- Problem
Reproduce every line of the listing as written, apart from the pictures.

::::

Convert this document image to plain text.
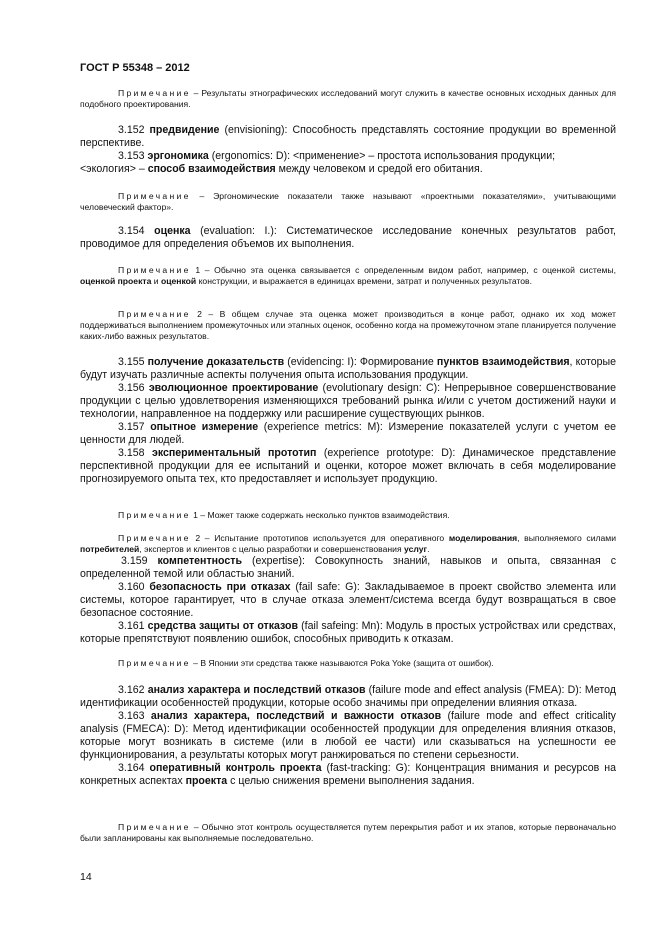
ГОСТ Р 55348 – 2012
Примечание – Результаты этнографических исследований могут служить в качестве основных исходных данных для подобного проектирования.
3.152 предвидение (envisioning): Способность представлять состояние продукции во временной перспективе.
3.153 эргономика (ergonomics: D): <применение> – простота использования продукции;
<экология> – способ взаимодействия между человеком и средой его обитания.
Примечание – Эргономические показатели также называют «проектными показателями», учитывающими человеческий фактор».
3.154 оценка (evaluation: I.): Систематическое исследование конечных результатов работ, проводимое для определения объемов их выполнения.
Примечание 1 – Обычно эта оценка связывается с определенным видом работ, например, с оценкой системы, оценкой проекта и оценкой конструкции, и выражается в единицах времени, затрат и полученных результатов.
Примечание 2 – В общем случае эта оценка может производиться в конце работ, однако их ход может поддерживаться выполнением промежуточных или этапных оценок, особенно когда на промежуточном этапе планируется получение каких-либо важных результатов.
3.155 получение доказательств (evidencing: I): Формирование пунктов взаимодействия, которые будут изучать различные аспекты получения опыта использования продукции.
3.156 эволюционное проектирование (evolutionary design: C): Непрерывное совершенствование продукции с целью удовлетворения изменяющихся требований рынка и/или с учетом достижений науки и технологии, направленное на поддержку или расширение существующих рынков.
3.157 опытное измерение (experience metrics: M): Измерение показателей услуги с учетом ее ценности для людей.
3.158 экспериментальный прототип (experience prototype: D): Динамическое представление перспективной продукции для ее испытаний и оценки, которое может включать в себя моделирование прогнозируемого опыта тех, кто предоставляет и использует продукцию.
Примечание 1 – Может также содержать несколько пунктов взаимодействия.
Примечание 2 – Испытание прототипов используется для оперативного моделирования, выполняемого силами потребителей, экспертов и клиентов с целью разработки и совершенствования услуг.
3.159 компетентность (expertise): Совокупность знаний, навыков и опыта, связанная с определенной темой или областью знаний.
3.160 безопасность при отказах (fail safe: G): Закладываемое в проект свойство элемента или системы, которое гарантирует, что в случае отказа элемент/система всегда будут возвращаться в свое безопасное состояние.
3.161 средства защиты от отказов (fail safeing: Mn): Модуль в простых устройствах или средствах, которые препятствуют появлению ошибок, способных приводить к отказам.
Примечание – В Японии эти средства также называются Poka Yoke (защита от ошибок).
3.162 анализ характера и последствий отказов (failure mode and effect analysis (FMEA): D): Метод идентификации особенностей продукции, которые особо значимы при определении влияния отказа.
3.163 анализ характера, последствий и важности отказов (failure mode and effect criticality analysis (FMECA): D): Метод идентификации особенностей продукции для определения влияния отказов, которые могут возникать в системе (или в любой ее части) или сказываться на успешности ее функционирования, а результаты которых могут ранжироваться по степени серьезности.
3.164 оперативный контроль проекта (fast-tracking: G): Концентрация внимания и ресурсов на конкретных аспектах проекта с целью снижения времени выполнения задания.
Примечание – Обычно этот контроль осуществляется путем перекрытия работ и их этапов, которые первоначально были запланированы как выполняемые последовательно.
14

::::

- The response
Convert this document image to plain text.
ГОСТ Р 55348 – 2012
Примечание – Результаты этнографических исследований могут служить в качестве основных исходных данных для подобного проектирования.
3.152 предвидение (envisioning): Способность представлять состояние продукции во временной перспективе.
3.153 эргономика (ergonomics: D): <применение> – простота использования продукции;
<экология> – способ взаимодействия между человеком и средой его обитания.
Примечание – Эргономические показатели также называют «проектными показателями», учитывающими человеческий фактор».
3.154 оценка (evaluation: I.): Систематическое исследование конечных результатов работ, проводимое для определения объемов их выполнения.
Примечание 1 – Обычно эта оценка связывается с определенным видом работ, например, с оценкой системы, оценкой проекта и оценкой конструкции, и выражается в единицах времени, затрат и полученных результатов.
Примечание 2 – В общем случае эта оценка может производиться в конце работ, однако их ход может поддерживаться выполнением промежуточных или этапных оценок, особенно когда на промежуточном этапе планируется получение каких-либо важных результатов.
3.155 получение доказательств (evidencing: I): Формирование пунктов взаимодействия, которые будут изучать различные аспекты получения опыта использования продукции.
3.156 эволюционное проектирование (evolutionary design: C): Непрерывное совершенствование продукции с целью удовлетворения изменяющихся требований рынка и/или с учетом достижений науки и технологии, направленное на поддержку или расширение существующих рынков.
3.157 опытное измерение (experience metrics: M): Измерение показателей услуги с учетом ее ценности для людей.
3.158 экспериментальный прототип (experience prototype: D): Динамическое представление перспективной продукции для ее испытаний и оценки, которое может включать в себя моделирование прогнозируемого опыта тех, кто предоставляет и использует продукцию.
Примечание 1 – Может также содержать несколько пунктов взаимодействия.
Примечание 2 – Испытание прототипов используется для оперативного моделирования, выполняемого силами потребителей, экспертов и клиентов с целью разработки и совершенствования услуг.
3.159 компетентность (expertise): Совокупность знаний, навыков и опыта, связанная с определенной темой или областью знаний.
3.160 безопасность при отказах (fail safe: G): Закладываемое в проект свойство элемента или системы, которое гарантирует, что в случае отказа элемент/система всегда будут возвращаться в свое безопасное состояние.
3.161 средства защиты от отказов (fail safeing: Mn): Модуль в простых устройствах или средствах, которые препятствуют появлению ошибок, способных приводить к отказам.
Примечание – В Японии эти средства также называются Poka Yoke (защита от ошибок).
3.162 анализ характера и последствий отказов (failure mode and effect analysis (FMEA): D): Метод идентификации особенностей продукции, которые особо значимы при определении влияния отказа.
3.163 анализ характера, последствий и важности отказов (failure mode and effect criticality analysis (FMECA): D): Метод идентификации особенностей продукции для определения влияния отказов, которые могут возникать в системе (или в любой ее части) или сказываться на успешности ее функционирования, а результаты которых могут ранжироваться по степени серьезности.
3.164 оперативный контроль проекта (fast-tracking: G): Концентрация внимания и ресурсов на конкретных аспектах проекта с целью снижения времени выполнения задания.
Примечание – Обычно этот контроль осуществляется путем перекрытия работ и их этапов, которые первоначально были запланированы как выполняемые последовательно.
14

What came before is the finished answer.